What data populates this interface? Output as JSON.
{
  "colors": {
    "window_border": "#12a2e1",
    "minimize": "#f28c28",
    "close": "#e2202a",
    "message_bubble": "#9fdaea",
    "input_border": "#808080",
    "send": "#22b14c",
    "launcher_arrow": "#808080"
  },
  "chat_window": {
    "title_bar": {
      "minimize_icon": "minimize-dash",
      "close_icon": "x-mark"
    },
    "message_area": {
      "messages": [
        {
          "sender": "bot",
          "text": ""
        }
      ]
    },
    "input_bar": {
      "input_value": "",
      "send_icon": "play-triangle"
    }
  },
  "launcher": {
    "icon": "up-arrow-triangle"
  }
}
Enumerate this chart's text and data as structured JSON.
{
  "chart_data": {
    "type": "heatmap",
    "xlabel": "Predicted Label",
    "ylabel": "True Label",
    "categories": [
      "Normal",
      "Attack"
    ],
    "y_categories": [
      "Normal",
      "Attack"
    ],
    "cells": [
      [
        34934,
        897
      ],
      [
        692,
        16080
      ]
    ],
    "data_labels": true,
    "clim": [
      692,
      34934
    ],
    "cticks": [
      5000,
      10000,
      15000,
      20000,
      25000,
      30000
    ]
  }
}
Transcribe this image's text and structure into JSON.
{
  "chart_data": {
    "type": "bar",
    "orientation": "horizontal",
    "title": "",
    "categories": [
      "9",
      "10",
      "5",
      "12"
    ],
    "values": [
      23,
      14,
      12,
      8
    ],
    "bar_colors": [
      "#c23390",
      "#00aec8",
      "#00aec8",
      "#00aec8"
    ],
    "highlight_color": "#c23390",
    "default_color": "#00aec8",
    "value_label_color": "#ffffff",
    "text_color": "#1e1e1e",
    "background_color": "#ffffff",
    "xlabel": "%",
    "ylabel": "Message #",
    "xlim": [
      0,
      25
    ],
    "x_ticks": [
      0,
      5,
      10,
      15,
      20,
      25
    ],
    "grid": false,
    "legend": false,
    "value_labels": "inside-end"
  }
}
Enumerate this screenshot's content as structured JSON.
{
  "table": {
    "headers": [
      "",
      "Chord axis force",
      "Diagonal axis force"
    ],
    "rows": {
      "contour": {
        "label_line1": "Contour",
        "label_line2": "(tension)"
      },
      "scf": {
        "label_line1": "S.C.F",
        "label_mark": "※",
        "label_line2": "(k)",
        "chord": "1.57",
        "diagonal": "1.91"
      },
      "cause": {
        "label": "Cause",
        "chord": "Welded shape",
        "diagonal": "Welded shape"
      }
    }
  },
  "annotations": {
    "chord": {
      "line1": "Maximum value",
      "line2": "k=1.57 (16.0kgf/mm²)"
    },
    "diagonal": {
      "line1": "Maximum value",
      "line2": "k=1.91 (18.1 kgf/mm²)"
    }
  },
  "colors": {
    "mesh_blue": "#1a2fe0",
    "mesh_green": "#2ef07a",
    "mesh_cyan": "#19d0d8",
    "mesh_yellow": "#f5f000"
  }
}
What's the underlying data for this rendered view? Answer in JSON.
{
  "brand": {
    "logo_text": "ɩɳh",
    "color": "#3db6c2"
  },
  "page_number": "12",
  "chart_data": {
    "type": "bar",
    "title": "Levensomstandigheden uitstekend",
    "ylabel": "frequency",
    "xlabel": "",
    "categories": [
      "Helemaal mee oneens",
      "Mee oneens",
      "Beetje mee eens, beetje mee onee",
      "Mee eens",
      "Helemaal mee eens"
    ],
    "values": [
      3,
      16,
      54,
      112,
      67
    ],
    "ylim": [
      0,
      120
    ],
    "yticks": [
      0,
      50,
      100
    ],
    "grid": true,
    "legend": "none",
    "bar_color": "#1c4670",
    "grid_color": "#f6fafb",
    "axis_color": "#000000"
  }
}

#####

* _Exercise_: Copy out every line of the listing that includes the string "force".

* _The answer_:
      "Chord axis force",
      "Diagonal axis force"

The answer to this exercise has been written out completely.